**Exercise aim**. Which lines have the string "this"? Copy all of them from the entries below.

* BEGIN Task material *

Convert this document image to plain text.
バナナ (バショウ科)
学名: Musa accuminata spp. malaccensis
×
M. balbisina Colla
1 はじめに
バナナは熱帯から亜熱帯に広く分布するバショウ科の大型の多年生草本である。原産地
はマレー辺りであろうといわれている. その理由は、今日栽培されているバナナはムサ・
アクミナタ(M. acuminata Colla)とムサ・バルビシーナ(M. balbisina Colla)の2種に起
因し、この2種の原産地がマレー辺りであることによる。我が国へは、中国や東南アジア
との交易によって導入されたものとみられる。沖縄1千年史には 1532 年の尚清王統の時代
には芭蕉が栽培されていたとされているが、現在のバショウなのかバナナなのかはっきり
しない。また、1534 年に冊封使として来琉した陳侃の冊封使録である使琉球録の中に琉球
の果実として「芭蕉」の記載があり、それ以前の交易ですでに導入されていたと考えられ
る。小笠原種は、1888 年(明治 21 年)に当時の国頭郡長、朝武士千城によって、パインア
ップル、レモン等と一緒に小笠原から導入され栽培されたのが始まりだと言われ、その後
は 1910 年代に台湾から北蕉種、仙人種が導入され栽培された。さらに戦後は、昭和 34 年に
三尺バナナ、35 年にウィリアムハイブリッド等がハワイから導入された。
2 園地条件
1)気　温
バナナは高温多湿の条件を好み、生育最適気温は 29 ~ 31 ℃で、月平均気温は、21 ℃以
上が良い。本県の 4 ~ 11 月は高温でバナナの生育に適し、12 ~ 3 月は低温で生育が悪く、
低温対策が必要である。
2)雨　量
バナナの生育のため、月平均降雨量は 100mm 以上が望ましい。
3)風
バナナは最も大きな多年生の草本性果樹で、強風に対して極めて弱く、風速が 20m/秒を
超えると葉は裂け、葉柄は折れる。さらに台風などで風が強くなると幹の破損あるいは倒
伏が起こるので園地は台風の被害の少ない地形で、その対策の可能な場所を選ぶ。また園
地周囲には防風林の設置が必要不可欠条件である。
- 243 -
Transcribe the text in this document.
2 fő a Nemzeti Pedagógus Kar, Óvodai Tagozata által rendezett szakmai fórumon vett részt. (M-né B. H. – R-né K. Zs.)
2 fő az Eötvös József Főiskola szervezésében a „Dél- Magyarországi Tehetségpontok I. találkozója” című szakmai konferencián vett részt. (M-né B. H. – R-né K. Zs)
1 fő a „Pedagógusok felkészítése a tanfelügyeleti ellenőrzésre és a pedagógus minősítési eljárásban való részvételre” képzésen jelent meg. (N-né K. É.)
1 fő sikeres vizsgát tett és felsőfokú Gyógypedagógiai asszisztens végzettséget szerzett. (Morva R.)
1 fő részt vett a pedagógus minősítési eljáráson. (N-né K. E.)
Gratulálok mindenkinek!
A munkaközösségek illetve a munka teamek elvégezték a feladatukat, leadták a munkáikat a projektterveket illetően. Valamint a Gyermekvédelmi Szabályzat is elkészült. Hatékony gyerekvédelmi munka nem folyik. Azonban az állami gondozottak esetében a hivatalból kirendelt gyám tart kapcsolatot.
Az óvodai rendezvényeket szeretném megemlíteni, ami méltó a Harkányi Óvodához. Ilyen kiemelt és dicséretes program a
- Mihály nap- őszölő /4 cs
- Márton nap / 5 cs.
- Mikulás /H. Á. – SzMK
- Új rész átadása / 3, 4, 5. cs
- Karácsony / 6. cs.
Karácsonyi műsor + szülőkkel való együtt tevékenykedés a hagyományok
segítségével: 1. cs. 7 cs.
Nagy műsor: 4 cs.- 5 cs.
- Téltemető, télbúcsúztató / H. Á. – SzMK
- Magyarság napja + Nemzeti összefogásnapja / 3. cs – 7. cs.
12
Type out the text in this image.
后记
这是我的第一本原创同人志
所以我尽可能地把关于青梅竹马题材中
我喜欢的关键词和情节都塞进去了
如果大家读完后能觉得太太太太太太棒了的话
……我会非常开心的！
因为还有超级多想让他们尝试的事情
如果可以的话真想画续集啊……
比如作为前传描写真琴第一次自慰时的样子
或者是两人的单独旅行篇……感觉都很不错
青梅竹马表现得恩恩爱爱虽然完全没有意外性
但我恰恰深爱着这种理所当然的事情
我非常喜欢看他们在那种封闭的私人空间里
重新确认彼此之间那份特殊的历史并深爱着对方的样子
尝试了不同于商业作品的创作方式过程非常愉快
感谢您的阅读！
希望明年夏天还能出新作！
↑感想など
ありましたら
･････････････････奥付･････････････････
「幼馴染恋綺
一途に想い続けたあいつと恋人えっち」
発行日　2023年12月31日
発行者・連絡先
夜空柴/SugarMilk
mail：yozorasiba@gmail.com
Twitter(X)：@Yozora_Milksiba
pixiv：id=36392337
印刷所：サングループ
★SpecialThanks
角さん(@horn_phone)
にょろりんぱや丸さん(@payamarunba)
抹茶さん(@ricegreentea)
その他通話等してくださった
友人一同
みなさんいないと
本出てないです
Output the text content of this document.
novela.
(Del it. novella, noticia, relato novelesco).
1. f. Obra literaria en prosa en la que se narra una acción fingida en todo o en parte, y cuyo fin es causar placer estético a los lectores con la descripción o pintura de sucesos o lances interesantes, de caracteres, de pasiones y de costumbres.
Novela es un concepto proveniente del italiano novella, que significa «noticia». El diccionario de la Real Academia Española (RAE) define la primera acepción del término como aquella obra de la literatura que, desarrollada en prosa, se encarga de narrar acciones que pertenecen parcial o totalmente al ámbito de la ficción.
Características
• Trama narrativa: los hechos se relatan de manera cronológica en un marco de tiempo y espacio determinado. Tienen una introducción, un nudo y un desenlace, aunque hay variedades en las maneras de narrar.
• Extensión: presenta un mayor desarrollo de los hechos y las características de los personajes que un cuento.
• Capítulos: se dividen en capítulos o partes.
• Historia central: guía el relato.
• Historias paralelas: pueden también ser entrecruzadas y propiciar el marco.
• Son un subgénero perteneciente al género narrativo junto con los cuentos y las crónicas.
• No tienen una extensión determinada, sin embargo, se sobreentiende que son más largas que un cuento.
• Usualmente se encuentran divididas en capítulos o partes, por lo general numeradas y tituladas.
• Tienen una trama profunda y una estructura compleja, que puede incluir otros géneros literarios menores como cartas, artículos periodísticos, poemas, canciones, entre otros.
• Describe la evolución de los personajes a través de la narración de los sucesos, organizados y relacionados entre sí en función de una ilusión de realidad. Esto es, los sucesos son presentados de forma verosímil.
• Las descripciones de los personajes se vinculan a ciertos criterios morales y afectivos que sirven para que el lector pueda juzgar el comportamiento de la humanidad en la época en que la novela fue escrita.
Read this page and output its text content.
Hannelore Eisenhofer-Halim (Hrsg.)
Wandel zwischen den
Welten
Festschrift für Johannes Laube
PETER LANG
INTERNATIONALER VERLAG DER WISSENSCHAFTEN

* END Task material *

**Solution**.
Convert this document image to plain text.
Transcribe the text in this document.
Type out the text in this image.
Output the text content of this document.
Read this page and output its text content.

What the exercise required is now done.